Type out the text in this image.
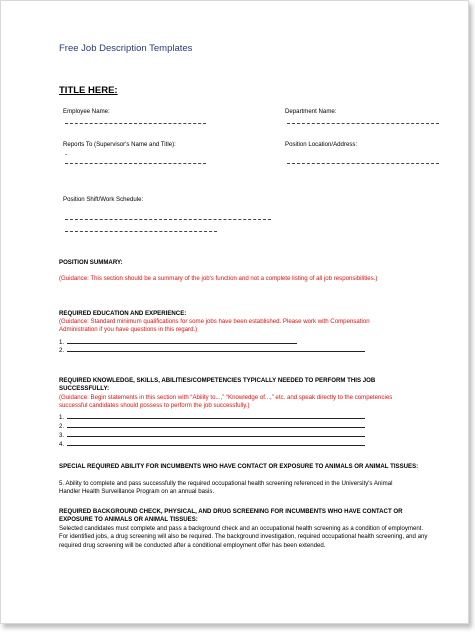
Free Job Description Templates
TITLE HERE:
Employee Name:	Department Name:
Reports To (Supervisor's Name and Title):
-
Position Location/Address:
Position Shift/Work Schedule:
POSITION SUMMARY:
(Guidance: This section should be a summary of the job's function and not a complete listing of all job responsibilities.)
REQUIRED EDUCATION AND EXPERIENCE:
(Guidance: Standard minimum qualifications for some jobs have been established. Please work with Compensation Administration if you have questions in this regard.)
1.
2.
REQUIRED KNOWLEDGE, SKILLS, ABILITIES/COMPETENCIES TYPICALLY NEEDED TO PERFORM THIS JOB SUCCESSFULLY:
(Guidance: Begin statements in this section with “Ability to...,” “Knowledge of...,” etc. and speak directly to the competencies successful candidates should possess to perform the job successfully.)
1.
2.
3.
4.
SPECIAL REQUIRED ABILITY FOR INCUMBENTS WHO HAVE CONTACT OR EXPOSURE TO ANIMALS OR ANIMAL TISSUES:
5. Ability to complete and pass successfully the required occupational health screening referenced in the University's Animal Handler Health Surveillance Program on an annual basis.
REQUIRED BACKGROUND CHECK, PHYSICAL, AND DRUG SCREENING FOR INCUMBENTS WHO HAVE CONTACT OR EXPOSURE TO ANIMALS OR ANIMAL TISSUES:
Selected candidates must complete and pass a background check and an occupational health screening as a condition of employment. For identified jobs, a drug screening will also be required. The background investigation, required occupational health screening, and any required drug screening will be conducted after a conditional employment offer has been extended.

==

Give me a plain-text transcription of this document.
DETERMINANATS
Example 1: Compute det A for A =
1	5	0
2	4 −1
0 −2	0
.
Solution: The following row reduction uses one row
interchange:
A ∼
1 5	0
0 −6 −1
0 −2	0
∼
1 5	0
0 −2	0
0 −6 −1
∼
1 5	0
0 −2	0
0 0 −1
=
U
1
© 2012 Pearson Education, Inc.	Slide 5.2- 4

* * *

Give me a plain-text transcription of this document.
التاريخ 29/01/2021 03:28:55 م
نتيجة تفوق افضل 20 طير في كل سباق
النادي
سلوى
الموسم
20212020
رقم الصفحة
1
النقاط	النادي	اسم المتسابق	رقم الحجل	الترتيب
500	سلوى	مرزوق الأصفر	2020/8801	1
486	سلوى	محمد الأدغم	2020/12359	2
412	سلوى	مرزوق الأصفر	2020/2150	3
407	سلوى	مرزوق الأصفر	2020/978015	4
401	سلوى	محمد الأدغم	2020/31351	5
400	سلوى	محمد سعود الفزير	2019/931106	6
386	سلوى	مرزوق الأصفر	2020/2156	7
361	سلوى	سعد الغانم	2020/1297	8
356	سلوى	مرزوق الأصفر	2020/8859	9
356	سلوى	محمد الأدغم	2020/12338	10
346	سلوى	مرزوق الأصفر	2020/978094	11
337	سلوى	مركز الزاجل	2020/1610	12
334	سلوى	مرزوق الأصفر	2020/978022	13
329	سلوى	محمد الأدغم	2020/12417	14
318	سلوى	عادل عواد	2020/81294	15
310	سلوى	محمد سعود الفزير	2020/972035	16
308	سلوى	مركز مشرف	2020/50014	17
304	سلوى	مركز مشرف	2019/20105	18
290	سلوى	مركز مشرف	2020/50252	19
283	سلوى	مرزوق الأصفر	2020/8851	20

What the task requires>
Copy each line of the records that contains the word "الفزير".

Expected output>
400	سلوى	محمد سعود الفزير	2019/931106	6
310	سلوى	محمد سعود الفزير	2020/972035	16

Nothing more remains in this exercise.